--- Begin STORED ROWS ---
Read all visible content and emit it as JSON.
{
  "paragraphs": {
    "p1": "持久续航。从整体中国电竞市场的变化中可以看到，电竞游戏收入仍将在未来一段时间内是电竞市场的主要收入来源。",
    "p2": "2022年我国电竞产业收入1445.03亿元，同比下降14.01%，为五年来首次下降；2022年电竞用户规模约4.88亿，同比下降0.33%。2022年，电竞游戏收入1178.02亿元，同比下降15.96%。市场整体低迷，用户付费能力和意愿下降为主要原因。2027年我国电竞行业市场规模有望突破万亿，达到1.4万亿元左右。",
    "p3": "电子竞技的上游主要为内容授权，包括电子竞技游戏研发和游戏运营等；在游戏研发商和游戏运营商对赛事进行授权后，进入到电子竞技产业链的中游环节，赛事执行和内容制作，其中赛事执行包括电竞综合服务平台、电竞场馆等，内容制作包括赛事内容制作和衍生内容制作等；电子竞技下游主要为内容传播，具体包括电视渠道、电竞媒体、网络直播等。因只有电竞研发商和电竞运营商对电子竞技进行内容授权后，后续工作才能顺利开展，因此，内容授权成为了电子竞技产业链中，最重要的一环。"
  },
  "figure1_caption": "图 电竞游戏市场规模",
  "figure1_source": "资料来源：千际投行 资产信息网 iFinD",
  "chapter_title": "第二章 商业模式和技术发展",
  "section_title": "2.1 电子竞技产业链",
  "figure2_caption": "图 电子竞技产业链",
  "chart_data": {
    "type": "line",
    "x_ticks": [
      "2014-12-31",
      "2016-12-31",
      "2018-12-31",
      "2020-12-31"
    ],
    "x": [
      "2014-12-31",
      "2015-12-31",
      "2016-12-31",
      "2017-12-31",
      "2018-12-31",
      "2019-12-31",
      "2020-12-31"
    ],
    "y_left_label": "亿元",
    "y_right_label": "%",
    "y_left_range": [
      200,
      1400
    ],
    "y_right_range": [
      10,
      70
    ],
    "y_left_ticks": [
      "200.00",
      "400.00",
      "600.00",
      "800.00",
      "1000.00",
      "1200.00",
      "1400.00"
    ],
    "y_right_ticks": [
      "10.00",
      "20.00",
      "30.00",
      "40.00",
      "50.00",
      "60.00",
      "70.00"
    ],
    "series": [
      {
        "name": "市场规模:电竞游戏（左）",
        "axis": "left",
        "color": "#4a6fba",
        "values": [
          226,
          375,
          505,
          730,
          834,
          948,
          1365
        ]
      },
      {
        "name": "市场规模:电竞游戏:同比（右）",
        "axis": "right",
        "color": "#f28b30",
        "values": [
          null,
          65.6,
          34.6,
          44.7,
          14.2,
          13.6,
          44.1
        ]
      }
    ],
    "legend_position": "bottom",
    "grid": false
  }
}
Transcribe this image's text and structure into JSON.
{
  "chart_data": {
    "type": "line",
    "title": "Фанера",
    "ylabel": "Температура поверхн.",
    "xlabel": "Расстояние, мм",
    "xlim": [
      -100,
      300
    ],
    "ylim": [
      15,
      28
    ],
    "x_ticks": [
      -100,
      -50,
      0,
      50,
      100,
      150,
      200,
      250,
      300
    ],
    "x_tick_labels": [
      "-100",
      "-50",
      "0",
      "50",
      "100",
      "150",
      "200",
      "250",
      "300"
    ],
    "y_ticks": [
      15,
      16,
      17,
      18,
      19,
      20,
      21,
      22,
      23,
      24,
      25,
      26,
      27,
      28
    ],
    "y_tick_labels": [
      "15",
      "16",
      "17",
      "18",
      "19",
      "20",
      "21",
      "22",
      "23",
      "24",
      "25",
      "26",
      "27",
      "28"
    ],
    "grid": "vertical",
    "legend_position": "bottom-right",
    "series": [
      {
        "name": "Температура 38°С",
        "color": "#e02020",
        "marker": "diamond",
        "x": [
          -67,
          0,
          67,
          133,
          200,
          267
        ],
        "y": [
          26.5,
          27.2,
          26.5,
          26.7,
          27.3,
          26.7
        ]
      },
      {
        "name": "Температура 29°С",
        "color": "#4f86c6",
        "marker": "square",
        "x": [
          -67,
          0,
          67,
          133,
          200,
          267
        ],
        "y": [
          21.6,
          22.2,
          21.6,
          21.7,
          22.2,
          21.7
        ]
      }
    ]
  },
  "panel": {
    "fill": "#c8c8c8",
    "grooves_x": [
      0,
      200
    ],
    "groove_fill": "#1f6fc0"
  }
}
--- End STORED ROWS ---
--- TO BE DONE ---
Every line of the material must be returned exactly as it appears.

--- RESPONSE TO THE TASK ---
Read all visible content and emit it as JSON.
{
  "paragraphs": {
    "p1": "持久续航。从整体中国电竞市场的变化中可以看到，电竞游戏收入仍将在未来一段时间内是电竞市场的主要收入来源。",
    "p2": "2022年我国电竞产业收入1445.03亿元，同比下降14.01%，为五年来首次下降；2022年电竞用户规模约4.88亿，同比下降0.33%。2022年，电竞游戏收入1178.02亿元，同比下降15.96%。市场整体低迷，用户付费能力和意愿下降为主要原因。2027年我国电竞行业市场规模有望突破万亿，达到1.4万亿元左右。",
    "p3": "电子竞技的上游主要为内容授权，包括电子竞技游戏研发和游戏运营等；在游戏研发商和游戏运营商对赛事进行授权后，进入到电子竞技产业链的中游环节，赛事执行和内容制作，其中赛事执行包括电竞综合服务平台、电竞场馆等，内容制作包括赛事内容制作和衍生内容制作等；电子竞技下游主要为内容传播，具体包括电视渠道、电竞媒体、网络直播等。因只有电竞研发商和电竞运营商对电子竞技进行内容授权后，后续工作才能顺利开展，因此，内容授权成为了电子竞技产业链中，最重要的一环。"
  },
  "figure1_caption": "图 电竞游戏市场规模",
  "figure1_source": "资料来源：千际投行 资产信息网 iFinD",
  "chapter_title": "第二章 商业模式和技术发展",
  "section_title": "2.1 电子竞技产业链",
  "figure2_caption": "图 电子竞技产业链",
  "chart_data": {
    "type": "line",
    "x_ticks": [
      "2014-12-31",
      "2016-12-31",
      "2018-12-31",
      "2020-12-31"
    ],
    "x": [
      "2014-12-31",
      "2015-12-31",
      "2016-12-31",
      "2017-12-31",
      "2018-12-31",
      "2019-12-31",
      "2020-12-31"
    ],
    "y_left_label": "亿元",
    "y_right_label": "%",
    "y_left_range": [
      200,
      1400
    ],
    "y_right_range": [
      10,
      70
    ],
    "y_left_ticks": [
      "200.00",
      "400.00",
      "600.00",
      "800.00",
      "1000.00",
      "1200.00",
      "1400.00"
    ],
    "y_right_ticks": [
      "10.00",
      "20.00",
      "30.00",
      "40.00",
      "50.00",
      "60.00",
      "70.00"
    ],
    "series": [
      {
        "name": "市场规模:电竞游戏（左）",
        "axis": "left",
        "color": "#4a6fba",
        "values": [
          226,
          375,
          505,
          730,
          834,
          948,
          1365
        ]
      },
      {
        "name": "市场规模:电竞游戏:同比（右）",
        "axis": "right",
        "color": "#f28b30",
        "values": [
          null,
          65.6,
          34.6,
          44.7,
          14.2,
          13.6,
          44.1
        ]
      }
    ],
    "legend_position": "bottom",
    "grid": false
  }
}
Transcribe this image's text and structure into JSON.
{
  "chart_data": {
    "type": "line",
    "title": "Фанера",
    "ylabel": "Температура поверхн.",
    "xlabel": "Расстояние, мм",
    "xlim": [
      -100,
      300
    ],
    "ylim": [
      15,
      28
    ],
    "x_ticks": [
      -100,
      -50,
      0,
      50,
      100,
      150,
      200,
      250,
      300
    ],
    "x_tick_labels": [
      "-100",
      "-50",
      "0",
      "50",
      "100",
      "150",
      "200",
      "250",
      "300"
    ],
    "y_ticks": [
      15,
      16,
      17,
      18,
      19,
      20,
      21,
      22,
      23,
      24,
      25,
      26,
      27,
      28
    ],
    "y_tick_labels": [
      "15",
      "16",
      "17",
      "18",
      "19",
      "20",
      "21",
      "22",
      "23",
      "24",
      "25",
      "26",
      "27",
      "28"
    ],
    "grid": "vertical",
    "legend_position": "bottom-right",
    "series": [
      {
        "name": "Температура 38°С",
        "color": "#e02020",
        "marker": "diamond",
        "x": [
          -67,
          0,
          67,
          133,
          200,
          267
        ],
        "y": [
          26.5,
          27.2,
          26.5,
          26.7,
          27.3,
          26.7
        ]
      },
      {
        "name": "Температура 29°С",
        "color": "#4f86c6",
        "marker": "square",
        "x": [
          -67,
          0,
          67,
          133,
          200,
          267
        ],
        "y": [
          21.6,
          22.2,
          21.6,
          21.7,
          22.2,
          21.7
        ]
      }
    ]
  },
  "panel": {
    "fill": "#c8c8c8",
    "grooves_x": [
      0,
      200
    ],
    "groove_fill": "#1f6fc0"
  }
}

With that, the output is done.